• _Saved entries_
************
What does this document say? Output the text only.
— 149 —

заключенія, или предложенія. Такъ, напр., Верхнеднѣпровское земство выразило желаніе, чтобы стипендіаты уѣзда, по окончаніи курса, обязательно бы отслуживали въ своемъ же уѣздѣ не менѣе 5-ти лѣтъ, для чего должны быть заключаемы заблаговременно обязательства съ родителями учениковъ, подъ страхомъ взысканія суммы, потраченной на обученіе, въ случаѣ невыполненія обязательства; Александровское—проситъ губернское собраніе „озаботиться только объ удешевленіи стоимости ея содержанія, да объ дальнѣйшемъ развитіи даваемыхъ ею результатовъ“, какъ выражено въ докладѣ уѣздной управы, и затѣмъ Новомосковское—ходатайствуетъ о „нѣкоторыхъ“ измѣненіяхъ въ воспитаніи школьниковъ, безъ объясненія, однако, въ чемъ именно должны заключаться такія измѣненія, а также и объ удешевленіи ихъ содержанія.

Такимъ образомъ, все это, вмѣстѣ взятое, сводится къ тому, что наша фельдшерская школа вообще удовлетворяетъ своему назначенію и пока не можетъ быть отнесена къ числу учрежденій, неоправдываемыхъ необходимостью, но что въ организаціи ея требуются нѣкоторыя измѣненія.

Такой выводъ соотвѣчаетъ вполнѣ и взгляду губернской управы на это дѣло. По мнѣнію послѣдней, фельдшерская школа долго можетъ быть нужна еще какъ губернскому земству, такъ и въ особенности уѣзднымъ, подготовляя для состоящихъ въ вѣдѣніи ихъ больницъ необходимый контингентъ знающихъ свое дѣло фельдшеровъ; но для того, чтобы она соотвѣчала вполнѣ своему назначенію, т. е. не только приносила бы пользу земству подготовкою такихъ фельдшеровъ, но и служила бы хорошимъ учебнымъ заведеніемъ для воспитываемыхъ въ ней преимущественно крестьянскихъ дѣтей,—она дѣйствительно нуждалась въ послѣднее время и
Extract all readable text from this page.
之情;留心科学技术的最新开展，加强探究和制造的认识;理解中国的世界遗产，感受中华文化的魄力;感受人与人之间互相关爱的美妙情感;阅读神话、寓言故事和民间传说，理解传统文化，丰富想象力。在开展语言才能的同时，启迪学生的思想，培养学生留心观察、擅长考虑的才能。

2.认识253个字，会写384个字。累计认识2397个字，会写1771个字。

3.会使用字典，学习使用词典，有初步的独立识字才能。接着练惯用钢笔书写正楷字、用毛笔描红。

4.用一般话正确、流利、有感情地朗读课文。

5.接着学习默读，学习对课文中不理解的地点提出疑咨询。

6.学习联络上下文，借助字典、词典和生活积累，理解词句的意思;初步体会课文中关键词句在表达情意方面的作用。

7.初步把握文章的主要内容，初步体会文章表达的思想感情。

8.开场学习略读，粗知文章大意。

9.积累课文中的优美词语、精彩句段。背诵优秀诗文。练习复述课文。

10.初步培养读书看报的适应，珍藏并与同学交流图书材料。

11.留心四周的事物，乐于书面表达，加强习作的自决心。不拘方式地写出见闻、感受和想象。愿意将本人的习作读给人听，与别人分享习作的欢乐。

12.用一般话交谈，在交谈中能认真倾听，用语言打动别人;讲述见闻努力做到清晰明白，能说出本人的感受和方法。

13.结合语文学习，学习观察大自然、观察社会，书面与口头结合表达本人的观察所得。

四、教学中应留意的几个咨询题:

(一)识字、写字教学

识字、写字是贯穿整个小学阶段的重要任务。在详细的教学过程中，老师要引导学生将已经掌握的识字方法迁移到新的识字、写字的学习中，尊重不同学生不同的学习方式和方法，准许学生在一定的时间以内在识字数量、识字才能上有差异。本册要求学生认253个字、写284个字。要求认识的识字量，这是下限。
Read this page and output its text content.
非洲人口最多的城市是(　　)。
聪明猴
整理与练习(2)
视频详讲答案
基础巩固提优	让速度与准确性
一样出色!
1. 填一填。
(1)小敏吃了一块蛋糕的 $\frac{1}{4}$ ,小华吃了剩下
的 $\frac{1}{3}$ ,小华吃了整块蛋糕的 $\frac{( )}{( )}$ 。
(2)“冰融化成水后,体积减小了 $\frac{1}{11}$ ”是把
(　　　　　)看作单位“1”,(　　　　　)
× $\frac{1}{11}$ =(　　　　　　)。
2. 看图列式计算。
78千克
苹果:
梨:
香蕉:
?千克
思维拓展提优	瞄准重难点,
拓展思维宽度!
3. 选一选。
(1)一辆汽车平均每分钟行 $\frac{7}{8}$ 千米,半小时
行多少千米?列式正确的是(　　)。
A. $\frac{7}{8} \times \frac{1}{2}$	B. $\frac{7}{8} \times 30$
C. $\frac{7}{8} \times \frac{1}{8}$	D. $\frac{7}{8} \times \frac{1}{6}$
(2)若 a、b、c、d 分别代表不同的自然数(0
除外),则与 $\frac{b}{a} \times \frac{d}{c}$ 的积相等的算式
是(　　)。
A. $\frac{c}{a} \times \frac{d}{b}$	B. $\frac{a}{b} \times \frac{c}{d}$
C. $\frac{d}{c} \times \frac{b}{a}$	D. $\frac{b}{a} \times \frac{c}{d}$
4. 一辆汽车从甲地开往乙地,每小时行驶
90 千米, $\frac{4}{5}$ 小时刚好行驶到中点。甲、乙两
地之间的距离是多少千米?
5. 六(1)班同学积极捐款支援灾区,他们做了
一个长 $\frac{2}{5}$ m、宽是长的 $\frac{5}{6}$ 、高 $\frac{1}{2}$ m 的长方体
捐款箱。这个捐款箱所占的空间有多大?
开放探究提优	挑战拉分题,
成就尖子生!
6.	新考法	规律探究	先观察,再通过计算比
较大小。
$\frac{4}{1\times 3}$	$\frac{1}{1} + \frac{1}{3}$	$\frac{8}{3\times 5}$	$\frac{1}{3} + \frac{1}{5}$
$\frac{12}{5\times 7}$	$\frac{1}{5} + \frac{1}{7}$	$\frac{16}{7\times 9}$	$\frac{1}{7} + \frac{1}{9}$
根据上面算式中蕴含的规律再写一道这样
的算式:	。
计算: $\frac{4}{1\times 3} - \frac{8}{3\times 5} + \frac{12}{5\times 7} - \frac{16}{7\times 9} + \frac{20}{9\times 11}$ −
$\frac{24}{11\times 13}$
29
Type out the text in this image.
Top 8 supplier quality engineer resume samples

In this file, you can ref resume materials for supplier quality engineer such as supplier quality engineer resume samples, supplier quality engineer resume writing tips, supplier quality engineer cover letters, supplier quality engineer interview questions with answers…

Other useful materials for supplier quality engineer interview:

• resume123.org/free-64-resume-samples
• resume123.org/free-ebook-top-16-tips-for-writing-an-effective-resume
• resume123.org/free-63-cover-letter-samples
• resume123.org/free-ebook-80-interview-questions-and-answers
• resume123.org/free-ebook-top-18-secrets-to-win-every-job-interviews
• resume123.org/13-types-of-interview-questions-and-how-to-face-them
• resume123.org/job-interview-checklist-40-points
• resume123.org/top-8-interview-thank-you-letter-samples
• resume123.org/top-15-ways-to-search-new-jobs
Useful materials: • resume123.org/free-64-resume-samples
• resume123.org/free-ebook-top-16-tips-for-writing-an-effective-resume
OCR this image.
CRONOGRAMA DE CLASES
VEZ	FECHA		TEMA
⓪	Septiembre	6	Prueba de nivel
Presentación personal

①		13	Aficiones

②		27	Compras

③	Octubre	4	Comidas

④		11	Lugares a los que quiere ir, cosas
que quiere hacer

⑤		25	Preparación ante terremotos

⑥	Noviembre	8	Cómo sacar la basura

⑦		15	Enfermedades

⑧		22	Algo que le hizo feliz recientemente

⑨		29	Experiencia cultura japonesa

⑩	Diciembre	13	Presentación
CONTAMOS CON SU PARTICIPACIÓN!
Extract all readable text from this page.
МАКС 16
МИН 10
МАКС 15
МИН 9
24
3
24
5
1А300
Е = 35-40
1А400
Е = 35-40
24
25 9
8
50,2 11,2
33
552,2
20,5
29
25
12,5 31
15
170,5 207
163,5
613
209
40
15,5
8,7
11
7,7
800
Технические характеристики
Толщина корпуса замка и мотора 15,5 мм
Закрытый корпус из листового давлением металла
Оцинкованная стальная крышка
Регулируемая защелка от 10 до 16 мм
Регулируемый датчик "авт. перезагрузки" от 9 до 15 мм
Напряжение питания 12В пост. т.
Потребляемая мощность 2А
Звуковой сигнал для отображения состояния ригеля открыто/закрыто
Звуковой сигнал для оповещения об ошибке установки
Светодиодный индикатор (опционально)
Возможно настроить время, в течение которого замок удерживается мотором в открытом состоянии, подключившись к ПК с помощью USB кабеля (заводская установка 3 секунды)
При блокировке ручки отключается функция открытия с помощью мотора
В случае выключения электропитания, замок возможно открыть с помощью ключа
************
• _What to do_
In the records above, locate the lines holding the word "image". Copy each of them.

• _Response to the exercise_
Type out the text in this image.
OCR this image.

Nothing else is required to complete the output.